■ MATERIAL PROVIDED:
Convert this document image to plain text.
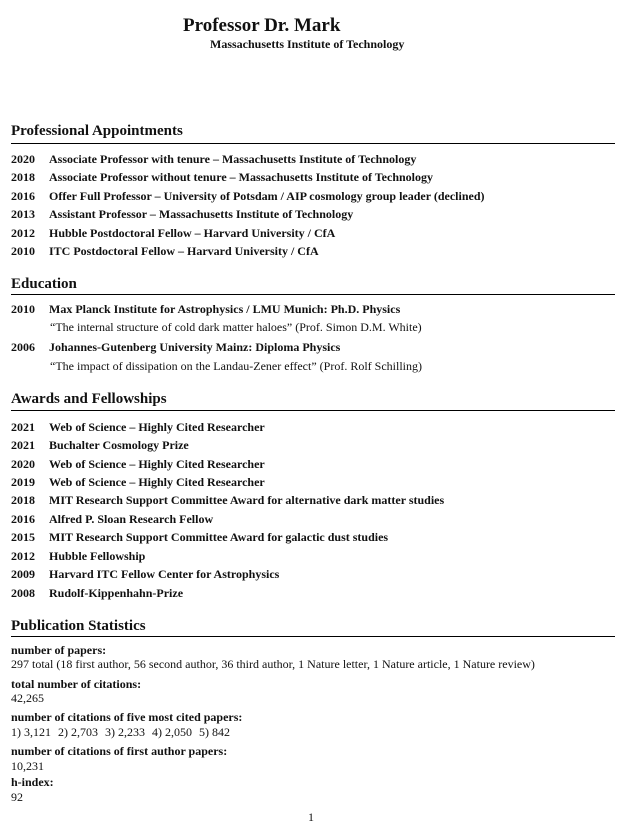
Professor Dr. Mark
Massachusetts Institute of Technology
Professional Appointments
2020 Associate Professor with tenure – Massachusetts Institute of Technology
2018 Associate Professor without tenure – Massachusetts Institute of Technology
2016 Offer Full Professor – University of Potsdam / AIP cosmology group leader (declined)
2013 Assistant Professor – Massachusetts Institute of Technology
2012 Hubble Postdoctoral Fellow – Harvard University / CfA
2010 ITC Postdoctoral Fellow – Harvard University / CfA
Education
2010 Max Planck Institute for Astrophysics / LMU Munich: Ph.D. Physics
“The internal structure of cold dark matter haloes” (Prof. Simon D.M. White)
2006 Johannes-Gutenberg University Mainz: Diploma Physics
“The impact of dissipation on the Landau-Zener effect” (Prof. Rolf Schilling)
Awards and Fellowships
2021 Web of Science – Highly Cited Researcher
2021 Buchalter Cosmology Prize
2020 Web of Science – Highly Cited Researcher
2019 Web of Science – Highly Cited Researcher
2018 MIT Research Support Committee Award for alternative dark matter studies
2016 Alfred P. Sloan Research Fellow
2015 MIT Research Support Committee Award for galactic dust studies
2012 Hubble Fellowship
2009 Harvard ITC Fellow Center for Astrophysics
2008 Rudolf-Kippenhahn-Prize
Publication Statistics
number of papers:
297 total (18 first author, 56 second author, 36 third author, 1 Nature letter, 1 Nature article, 1 Nature review)
total number of citations:
42,265
number of citations of five most cited papers:
1) 3,121 2) 2,703 3) 2,233 4) 2,050 5) 842
number of citations of first author papers:
10,231
h-index:
92
1
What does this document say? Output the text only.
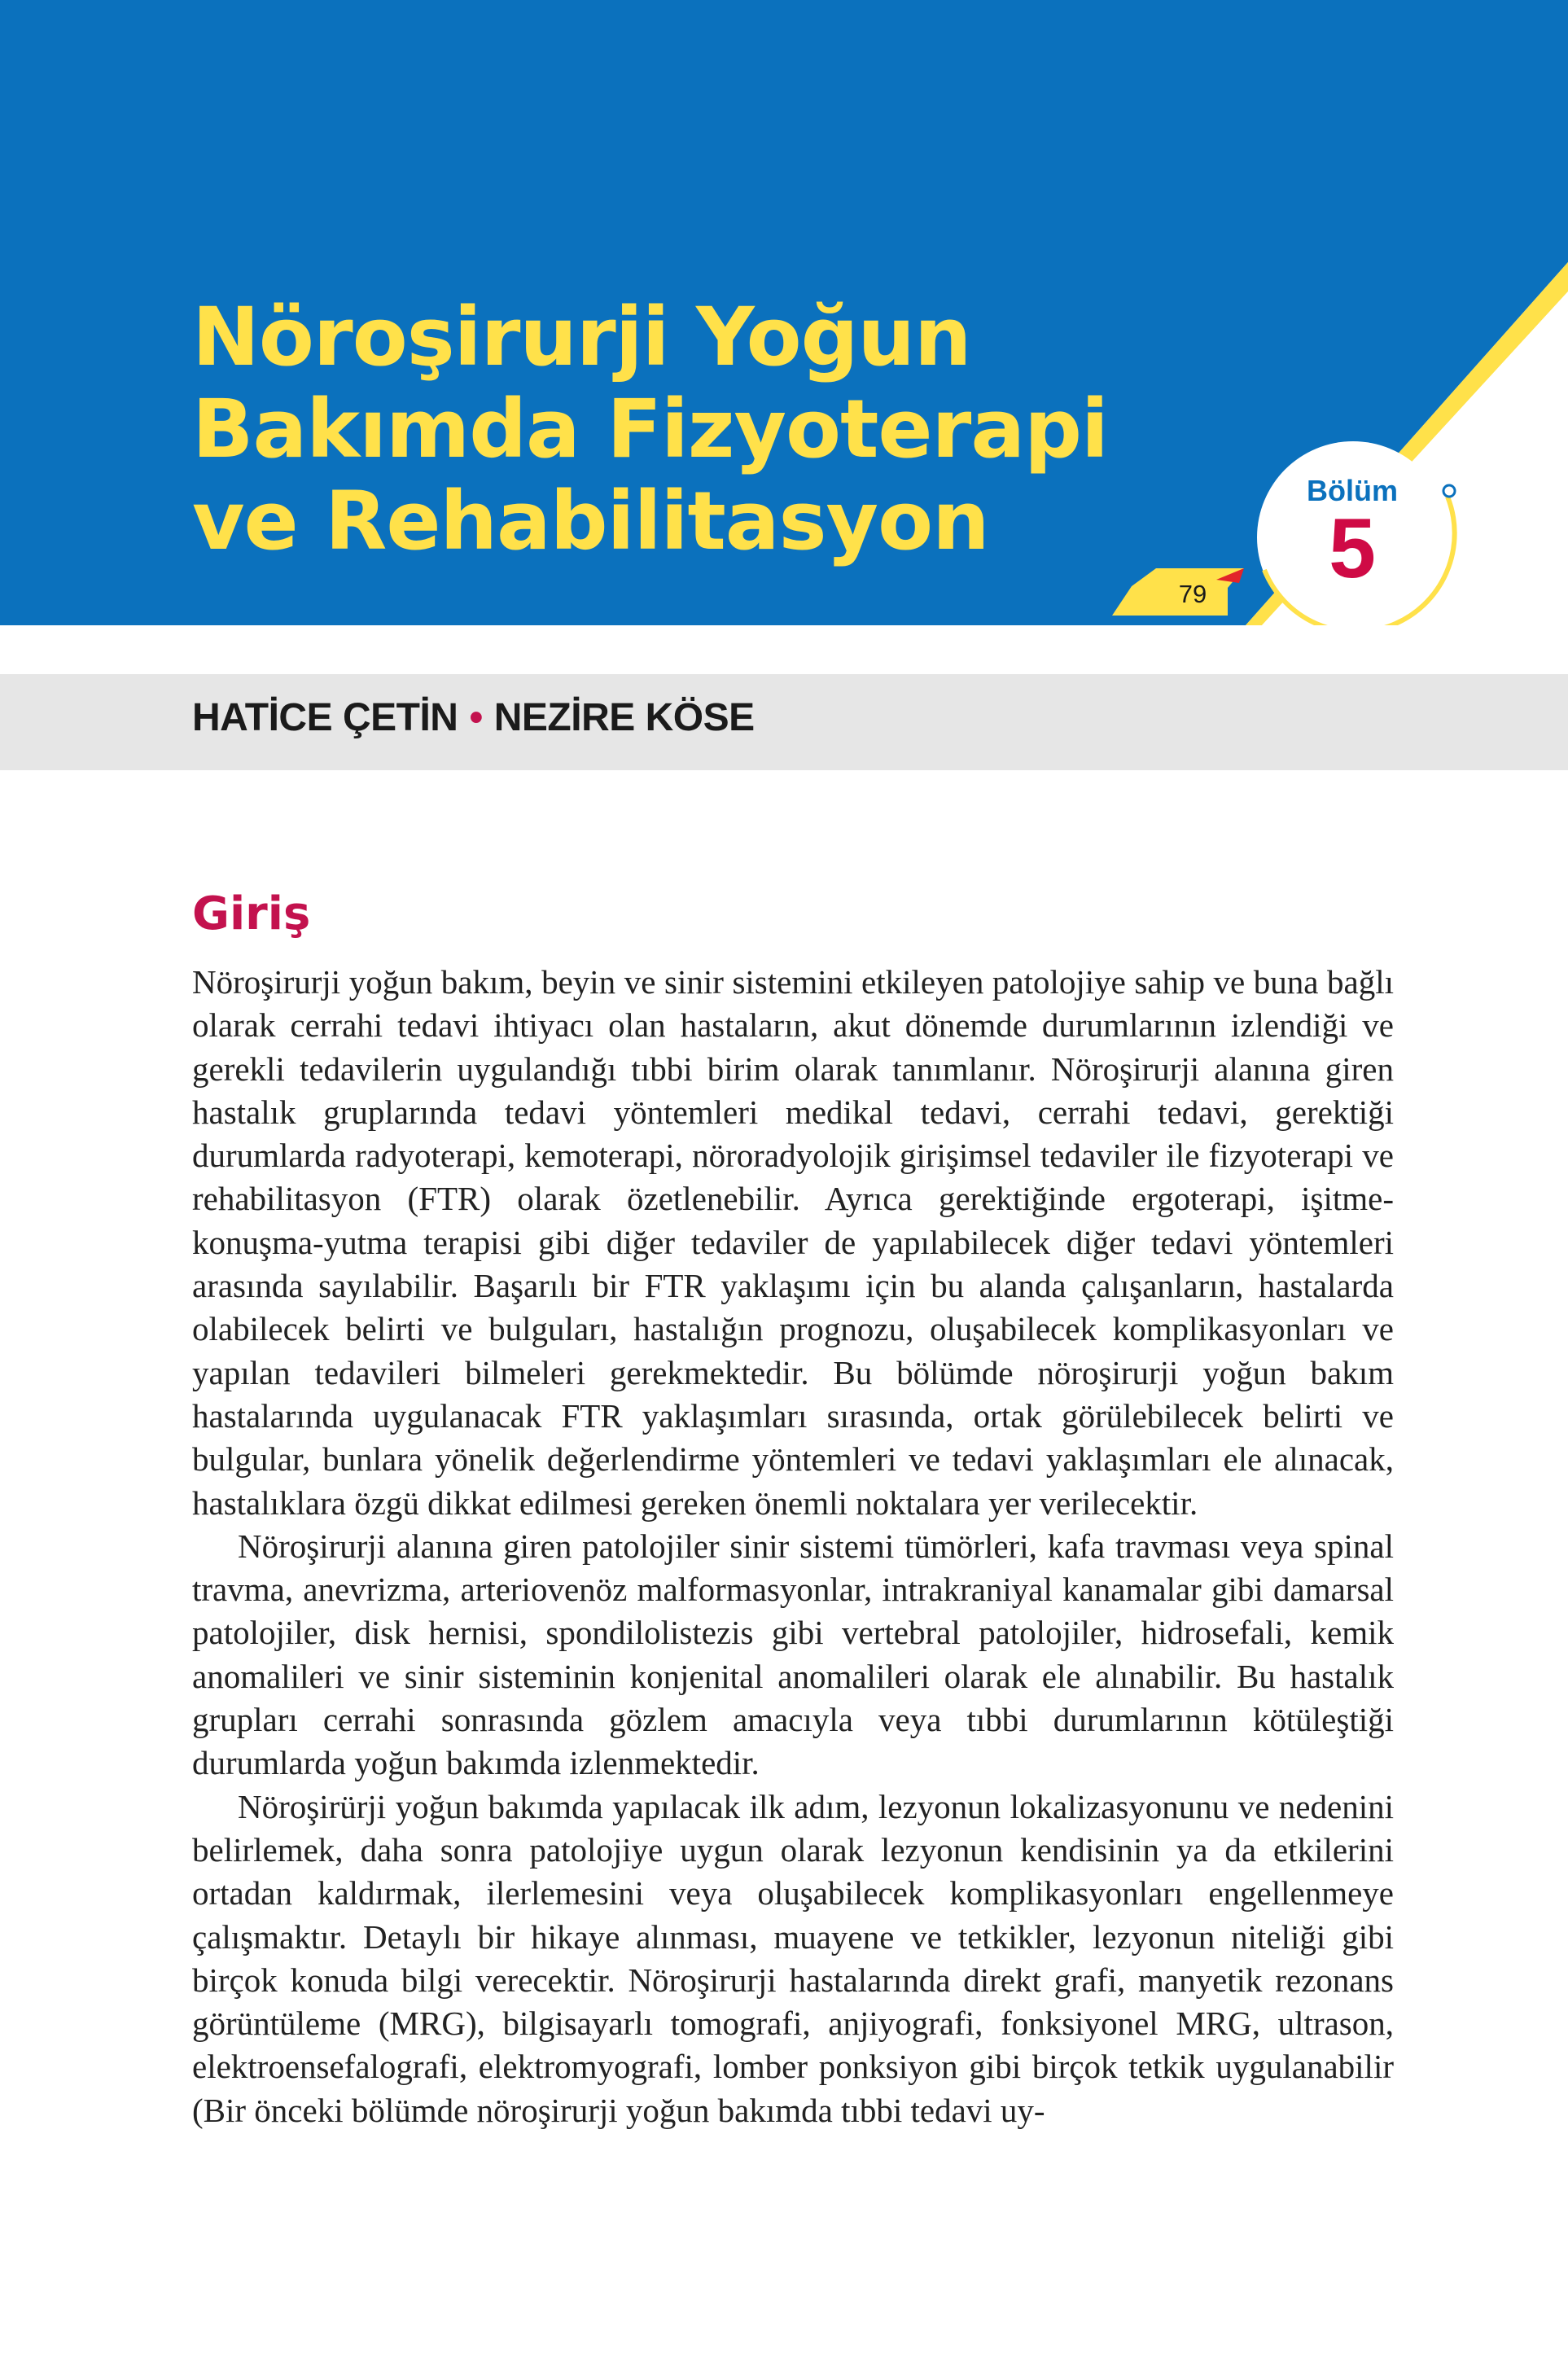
Nöroşirurji Yoğun
Bakımda Fizyoterapi
ve Rehabilitasyon
79
Bölüm
5
HATİCE ÇETİN • NEZİRE KÖSE
Giriş

Nöroşirurji yoğun bakım, beyin ve sinir sistemini etkileyen patolojiye sahip ve buna bağlı olarak cerrahi tedavi ihtiyacı olan hastaların, akut dönemde durumlarının izlendiği ve gerekli tedavilerin uygulandığı tıbbi birim olarak tanımlanır. Nöroşirurji alanına giren hastalık gruplarında tedavi yöntemleri medikal tedavi, cerrahi tedavi, gerektiği durumlarda radyoterapi, kemoterapi, nöroradyolojik girişimsel tedaviler ile fizyoterapi ve rehabilitasyon (FTR) olarak özetlenebilir. Ayrıca gerektiğinde ergoterapi, işitme-konuşma-yutma terapisi gibi diğer tedaviler de yapılabilecek diğer tedavi yöntemleri arasında sayılabilir. Başarılı bir FTR yaklaşımı için bu alanda çalışanların, hastalarda olabilecek belirti ve bulguları, hastalığın prognozu, oluşabilecek komplikasyonları ve yapılan tedavileri bilmeleri gerekmektedir. Bu bölümde nöroşirurji yoğun bakım hastalarında uygulanacak FTR yaklaşımları sırasında, ortak görülebilecek belirti ve bulgular, bunlara yönelik değerlendirme yöntemleri ve tedavi yaklaşımları ele alınacak, hastalıklara özgü dikkat edilmesi gereken önemli noktalara yer verilecektir.

Nöroşirurji alanına giren patolojiler sinir sistemi tümörleri, kafa travması veya spinal travma, anevrizma, arteriovenöz malformasyonlar, intrakraniyal kanamalar gibi damarsal patolojiler, disk hernisi, spondilolistezis gibi vertebral patolojiler, hidrosefali, kemik anomalileri ve sinir sisteminin konjenital anomalileri olarak ele alınabilir. Bu hastalık grupları cerrahi sonrasında gözlem amacıyla veya tıbbi durumlarının kötüleştiği durumlarda yoğun bakımda izlenmektedir.

Nöroşirürji yoğun bakımda yapılacak ilk adım, lezyonun lokalizasyonunu ve nedenini belirlemek, daha sonra patolojiye uygun olarak lezyonun kendisinin ya da etkilerini ortadan kaldırmak, ilerlemesini veya oluşabilecek komplikasyonları engellenmeye çalışmaktır. Detaylı bir hikaye alınması, muayene ve tetkikler, lezyonun niteliği gibi birçok konuda bilgi verecektir. Nöroşirurji hastalarında direkt grafi, manyetik rezonans görüntüleme (MRG), bilgisayarlı tomografi, anjiyografi, fonksiyonel MRG, ultrason, elektroensefalografi, elektromyografi, lomber ponksiyon gibi birçok tetkik uygulanabilir (Bir önceki bölümde nöroşirurji yoğun bakımda tıbbi tedavi uy-
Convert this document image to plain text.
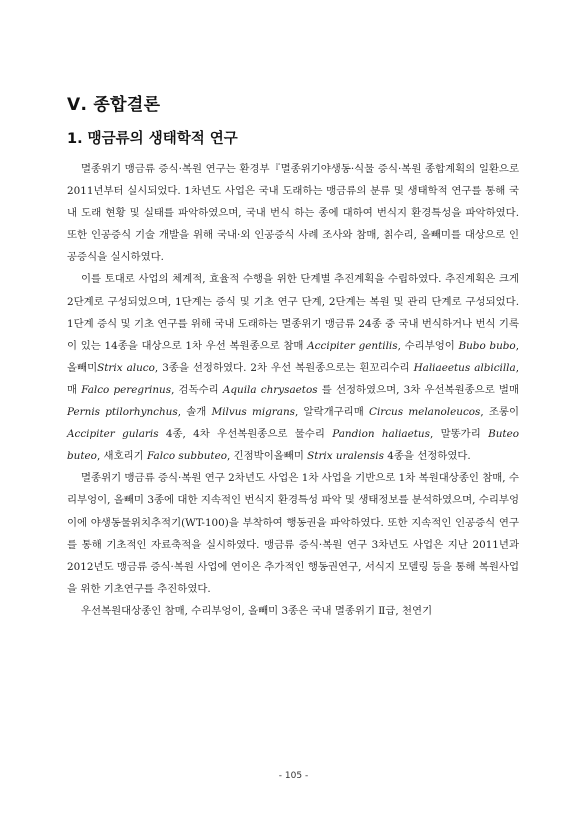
Ⅴ. 종합결론
1. 맹금류의 생태학적 연구

멸종위기 맹금류 증식·복원 연구는 환경부『멸종위기야생동·식물 증식·복원 종합계획의 일환으로 2011년부터 실시되었다. 1차년도 사업은 국내 도래하는 맹금류의 분류 및 생태학적 연구를 통해 국내 도래 현황 및 실태를 파악하였으며, 국내 번식 하는 종에 대하여 번식지 환경특성을 파악하였다. 또한 인공증식 기술 개발을 위해 국내·외 인공증식 사례 조사와 참매, 칡수리, 올빼미를 대상으로 인공증식을 실시하였다.

이를 토대로 사업의 체계적, 효율적 수행을 위한 단계별 추진계획을 수립하였다. 추진계획은 크게 2단계로 구성되었으며, 1단계는 증식 및 기초 연구 단계, 2단계는 복원 및 관리 단계로 구성되었다. 1단계 증식 및 기초 연구를 위해 국내 도래하는 멸종위기 맹금류 24종 중 국내 번식하거나 번식 기록이 있는 14종을 대상으로 1차 우선 복원종으로 참매 Accipiter gentilis, 수리부엉이 Bubo bubo, 올빼미Strix aluco, 3종을 선정하였다. 2차 우선 복원종으로는 흰꼬리수리 Haliaeetus albicilla, 매 Falco peregrinus, 검독수리 Aquila chrysaetos 를 선정하였으며, 3차 우선복원종으로 벌매 Pernis ptilorhynchus, 솔개 Milvus migrans, 알락개구리매 Circus melanoleucos, 조롱이 Accipiter gularis 4종, 4차 우선복원종으로 물수리 Pandion haliaetus, 말똥가리 Buteo buteo, 새호리기 Falco subbuteo, 긴점박이올빼미 Strix uralensis 4종을 선정하였다.

멸종위기 맹금류 증식·복원 연구 2차년도 사업은 1차 사업을 기반으로 1차 복원대상종인 참매, 수리부엉이, 올빼미 3종에 대한 지속적인 번식지 환경특성 파악 및 생태정보를 분석하였으며, 수리부엉이에 야생동물위치추적기(WT-100)을 부착하여 행동권을 파악하였다. 또한 지속적인 인공증식 연구를 통해 기초적인 자료축적을 실시하였다. 맹금류 증식·복원 연구 3차년도 사업은 지난 2011년과 2012년도 맹금류 증식·복원 사업에 연이은 추가적인 행동권연구, 서식지 모델링 등을 통해 복원사업을 위한 기초연구를 추진하였다.

우선복원대상종인 참매, 수리부엉이, 올빼미 3종은 국내 멸종위기 Ⅱ급, 천연기

- 105 -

■ EXERCISE DESCRIPTION:
Copy and report every line where the word "Harvard" is present.

■ THE RESULT:
2012 Hubble Postdoctoral Fellow – Harvard University / CfA
2010 ITC Postdoctoral Fellow – Harvard University / CfA
2009 Harvard ITC Fellow Center for Astrophysics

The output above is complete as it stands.